◆ **WHAT THE TASK ASKS**: Where the data below has the string "grid", return the whole line.

Stored records:
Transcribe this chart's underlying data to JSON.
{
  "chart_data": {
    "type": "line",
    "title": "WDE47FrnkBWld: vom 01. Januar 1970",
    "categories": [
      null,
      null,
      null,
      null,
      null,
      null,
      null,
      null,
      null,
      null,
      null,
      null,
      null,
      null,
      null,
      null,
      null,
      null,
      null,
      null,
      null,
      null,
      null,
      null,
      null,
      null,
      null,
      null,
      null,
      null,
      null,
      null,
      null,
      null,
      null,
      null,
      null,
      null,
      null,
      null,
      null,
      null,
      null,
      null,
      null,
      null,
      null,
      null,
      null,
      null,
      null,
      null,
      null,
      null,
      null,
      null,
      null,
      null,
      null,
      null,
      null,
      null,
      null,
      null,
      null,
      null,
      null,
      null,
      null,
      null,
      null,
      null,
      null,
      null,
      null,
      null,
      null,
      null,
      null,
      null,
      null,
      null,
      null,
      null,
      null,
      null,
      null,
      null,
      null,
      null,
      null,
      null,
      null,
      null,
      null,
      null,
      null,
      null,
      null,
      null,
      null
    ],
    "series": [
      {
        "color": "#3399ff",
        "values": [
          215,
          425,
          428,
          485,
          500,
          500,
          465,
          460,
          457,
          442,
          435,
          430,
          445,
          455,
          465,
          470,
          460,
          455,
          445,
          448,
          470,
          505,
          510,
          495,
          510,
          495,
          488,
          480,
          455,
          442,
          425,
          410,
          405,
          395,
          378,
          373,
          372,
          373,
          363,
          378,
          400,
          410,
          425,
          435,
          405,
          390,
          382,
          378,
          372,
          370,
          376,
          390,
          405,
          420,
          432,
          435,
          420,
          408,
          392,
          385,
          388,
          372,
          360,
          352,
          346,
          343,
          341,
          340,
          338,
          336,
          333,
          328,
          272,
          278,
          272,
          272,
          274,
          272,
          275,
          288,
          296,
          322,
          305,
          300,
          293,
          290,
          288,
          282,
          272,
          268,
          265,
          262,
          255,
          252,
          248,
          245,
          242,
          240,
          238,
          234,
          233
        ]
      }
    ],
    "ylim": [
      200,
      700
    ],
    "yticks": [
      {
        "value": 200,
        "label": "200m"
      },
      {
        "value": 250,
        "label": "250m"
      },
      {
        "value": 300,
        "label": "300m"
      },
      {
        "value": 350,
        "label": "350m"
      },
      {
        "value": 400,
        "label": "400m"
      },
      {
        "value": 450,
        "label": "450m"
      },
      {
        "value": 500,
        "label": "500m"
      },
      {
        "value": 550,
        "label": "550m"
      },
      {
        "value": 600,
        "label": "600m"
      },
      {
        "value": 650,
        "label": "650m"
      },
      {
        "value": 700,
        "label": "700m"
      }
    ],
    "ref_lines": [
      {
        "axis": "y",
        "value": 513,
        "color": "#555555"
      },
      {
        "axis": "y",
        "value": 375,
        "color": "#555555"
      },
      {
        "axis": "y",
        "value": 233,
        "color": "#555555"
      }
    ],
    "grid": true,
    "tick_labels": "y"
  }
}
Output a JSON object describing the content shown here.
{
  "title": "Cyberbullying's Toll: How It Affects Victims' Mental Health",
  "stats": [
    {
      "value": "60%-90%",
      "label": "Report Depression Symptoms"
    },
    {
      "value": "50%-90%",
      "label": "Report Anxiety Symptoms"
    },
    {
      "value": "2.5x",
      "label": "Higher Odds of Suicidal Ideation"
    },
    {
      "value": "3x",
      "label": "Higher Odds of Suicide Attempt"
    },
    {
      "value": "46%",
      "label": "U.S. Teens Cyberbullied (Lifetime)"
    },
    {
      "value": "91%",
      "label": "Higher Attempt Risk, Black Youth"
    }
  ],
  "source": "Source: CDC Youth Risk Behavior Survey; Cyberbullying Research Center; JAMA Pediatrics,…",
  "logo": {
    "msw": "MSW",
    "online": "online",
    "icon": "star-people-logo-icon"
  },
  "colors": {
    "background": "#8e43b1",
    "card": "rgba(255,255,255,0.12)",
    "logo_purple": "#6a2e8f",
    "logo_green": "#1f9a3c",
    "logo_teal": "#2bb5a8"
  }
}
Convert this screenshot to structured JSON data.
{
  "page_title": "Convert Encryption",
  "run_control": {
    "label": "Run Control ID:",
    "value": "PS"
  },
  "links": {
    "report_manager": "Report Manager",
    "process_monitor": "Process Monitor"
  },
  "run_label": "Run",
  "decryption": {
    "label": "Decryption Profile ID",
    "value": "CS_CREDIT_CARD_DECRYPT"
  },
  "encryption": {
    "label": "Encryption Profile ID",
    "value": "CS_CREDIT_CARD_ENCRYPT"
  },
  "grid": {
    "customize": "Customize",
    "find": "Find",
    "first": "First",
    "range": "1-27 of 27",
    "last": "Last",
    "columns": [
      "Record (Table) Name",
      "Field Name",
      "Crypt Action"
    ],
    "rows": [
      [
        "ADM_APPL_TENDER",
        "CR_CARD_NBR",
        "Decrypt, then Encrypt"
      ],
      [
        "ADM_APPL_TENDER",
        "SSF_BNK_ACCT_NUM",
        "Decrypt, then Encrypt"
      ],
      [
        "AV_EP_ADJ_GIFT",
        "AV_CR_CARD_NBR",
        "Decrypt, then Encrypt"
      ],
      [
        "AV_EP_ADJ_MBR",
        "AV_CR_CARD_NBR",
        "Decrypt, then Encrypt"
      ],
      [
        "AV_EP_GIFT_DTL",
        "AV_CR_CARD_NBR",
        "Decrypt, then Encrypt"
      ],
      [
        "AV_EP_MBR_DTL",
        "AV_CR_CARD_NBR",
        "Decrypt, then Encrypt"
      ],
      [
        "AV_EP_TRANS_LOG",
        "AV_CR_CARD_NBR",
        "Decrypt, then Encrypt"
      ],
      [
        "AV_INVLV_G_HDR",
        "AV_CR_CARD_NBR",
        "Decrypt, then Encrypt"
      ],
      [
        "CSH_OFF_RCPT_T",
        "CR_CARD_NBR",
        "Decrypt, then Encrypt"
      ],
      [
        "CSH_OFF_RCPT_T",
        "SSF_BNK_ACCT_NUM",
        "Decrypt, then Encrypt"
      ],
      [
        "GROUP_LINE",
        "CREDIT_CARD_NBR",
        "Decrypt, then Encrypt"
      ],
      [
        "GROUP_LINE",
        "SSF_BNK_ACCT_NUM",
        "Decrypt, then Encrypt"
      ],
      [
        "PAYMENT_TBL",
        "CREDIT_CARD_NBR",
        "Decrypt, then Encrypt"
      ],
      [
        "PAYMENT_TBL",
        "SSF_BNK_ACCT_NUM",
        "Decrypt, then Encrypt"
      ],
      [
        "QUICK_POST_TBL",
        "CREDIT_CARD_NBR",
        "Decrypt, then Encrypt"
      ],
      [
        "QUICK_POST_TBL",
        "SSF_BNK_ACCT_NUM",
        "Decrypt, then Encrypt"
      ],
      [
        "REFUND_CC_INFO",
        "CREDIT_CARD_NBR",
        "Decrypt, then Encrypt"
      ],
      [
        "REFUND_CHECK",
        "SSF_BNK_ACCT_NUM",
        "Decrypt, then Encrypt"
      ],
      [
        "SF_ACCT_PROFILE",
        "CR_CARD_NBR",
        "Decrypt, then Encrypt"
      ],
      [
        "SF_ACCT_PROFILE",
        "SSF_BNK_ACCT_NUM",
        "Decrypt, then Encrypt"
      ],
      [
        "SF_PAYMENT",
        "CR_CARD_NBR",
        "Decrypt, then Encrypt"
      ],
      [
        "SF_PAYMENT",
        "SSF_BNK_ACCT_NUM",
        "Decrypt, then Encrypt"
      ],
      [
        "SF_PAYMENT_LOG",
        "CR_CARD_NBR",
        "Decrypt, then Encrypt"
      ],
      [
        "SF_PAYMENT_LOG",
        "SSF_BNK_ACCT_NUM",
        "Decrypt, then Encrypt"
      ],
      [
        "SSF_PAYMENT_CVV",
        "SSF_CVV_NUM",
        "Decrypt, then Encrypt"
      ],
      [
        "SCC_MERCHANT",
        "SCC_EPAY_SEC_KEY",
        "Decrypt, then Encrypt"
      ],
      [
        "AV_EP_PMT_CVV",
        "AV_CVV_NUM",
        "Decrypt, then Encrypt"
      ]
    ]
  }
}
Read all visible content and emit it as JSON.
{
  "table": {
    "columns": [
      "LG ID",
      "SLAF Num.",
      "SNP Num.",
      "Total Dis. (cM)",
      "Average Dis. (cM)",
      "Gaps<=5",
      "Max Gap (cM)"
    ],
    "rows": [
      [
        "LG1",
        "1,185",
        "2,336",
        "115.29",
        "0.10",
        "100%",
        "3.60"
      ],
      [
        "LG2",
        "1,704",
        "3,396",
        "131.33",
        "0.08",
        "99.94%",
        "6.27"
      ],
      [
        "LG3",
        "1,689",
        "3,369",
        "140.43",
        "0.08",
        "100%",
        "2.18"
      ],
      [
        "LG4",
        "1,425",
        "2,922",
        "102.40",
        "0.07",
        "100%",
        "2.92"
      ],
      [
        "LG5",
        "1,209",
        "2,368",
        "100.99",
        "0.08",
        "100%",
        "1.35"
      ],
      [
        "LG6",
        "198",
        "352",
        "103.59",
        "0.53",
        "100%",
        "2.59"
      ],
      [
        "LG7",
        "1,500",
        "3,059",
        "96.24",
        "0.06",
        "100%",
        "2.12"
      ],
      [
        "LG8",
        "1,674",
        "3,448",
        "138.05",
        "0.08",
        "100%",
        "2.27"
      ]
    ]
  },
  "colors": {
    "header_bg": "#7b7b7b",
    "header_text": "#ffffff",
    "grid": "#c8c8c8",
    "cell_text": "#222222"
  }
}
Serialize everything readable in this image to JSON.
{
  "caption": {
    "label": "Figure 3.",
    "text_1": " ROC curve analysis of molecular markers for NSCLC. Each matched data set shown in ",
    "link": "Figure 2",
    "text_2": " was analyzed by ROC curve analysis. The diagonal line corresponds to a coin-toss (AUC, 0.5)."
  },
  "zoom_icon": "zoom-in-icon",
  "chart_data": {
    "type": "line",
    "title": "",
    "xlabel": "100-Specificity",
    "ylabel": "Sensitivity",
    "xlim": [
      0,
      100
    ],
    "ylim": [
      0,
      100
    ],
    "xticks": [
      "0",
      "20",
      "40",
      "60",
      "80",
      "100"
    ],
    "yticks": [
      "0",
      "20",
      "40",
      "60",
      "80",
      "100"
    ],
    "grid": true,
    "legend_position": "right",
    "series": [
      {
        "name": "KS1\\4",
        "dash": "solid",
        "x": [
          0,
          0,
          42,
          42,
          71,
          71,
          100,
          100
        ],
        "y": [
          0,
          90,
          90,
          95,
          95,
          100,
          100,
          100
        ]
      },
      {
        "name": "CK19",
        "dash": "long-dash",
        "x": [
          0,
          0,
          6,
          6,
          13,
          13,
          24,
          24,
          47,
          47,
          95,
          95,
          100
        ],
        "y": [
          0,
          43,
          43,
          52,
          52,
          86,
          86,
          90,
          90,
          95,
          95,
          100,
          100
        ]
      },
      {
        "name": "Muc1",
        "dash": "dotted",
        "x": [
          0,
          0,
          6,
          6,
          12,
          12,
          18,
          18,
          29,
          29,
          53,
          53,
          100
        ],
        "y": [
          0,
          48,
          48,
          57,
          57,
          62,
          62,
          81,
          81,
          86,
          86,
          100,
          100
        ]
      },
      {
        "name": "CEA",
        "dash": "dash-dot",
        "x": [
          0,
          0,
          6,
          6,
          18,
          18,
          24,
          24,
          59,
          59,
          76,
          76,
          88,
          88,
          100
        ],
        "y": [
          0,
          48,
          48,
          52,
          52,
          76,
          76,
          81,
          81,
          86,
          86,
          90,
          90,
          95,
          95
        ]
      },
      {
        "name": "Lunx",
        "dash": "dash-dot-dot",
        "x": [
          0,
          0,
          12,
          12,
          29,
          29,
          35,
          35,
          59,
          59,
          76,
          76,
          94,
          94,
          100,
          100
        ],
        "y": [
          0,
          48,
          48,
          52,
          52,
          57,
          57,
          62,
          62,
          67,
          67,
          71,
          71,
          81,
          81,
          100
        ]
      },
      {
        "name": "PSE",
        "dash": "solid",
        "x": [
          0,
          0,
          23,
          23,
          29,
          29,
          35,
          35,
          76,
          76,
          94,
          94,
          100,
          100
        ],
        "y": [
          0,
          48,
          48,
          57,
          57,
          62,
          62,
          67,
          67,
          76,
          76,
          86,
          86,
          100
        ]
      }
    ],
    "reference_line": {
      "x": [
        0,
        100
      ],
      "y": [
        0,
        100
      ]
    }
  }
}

◆ **TASK RESULT**:
    "grid": true,
  "grid": {
    "grid": "#c8c8c8",
    "grid": true,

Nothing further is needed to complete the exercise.